-- Start --

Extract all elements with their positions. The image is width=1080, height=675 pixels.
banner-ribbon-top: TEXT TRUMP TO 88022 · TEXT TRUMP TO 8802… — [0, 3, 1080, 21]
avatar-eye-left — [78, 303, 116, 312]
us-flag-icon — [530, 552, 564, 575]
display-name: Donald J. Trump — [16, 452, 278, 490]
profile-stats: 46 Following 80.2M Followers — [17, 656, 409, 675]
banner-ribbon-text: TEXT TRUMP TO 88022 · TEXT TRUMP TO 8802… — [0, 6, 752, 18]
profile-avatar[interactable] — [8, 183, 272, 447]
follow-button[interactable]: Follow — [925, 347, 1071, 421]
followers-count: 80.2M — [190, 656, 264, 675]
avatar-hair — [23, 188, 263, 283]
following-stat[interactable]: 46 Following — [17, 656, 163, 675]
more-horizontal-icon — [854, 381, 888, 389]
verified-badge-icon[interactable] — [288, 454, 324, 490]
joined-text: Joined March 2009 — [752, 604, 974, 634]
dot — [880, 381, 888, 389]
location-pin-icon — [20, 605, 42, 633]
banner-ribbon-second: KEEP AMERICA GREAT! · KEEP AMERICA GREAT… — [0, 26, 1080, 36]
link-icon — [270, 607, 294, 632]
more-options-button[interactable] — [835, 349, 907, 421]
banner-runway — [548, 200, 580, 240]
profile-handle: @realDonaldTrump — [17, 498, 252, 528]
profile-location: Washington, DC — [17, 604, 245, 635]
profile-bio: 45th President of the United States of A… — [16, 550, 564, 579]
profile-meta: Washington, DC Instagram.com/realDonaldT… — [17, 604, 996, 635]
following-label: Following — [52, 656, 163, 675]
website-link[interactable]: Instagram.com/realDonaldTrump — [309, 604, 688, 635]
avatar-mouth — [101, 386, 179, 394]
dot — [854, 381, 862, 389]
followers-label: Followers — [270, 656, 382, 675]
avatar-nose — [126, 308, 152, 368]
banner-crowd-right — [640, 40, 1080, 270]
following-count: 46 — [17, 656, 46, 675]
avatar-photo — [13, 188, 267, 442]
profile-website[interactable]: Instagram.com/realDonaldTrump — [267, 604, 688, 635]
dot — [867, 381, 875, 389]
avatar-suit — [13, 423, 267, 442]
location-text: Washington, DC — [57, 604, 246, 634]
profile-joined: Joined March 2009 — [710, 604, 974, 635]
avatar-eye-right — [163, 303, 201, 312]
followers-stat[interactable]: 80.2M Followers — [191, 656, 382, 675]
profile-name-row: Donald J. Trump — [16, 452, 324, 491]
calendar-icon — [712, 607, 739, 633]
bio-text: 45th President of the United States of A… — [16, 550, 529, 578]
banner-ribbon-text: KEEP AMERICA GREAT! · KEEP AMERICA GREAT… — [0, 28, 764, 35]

-- End --

▶ _Task requirements_: Count how many lines in the records above contain the string "States" and reply with that number alone.

▶ _Response to the exercise_: 2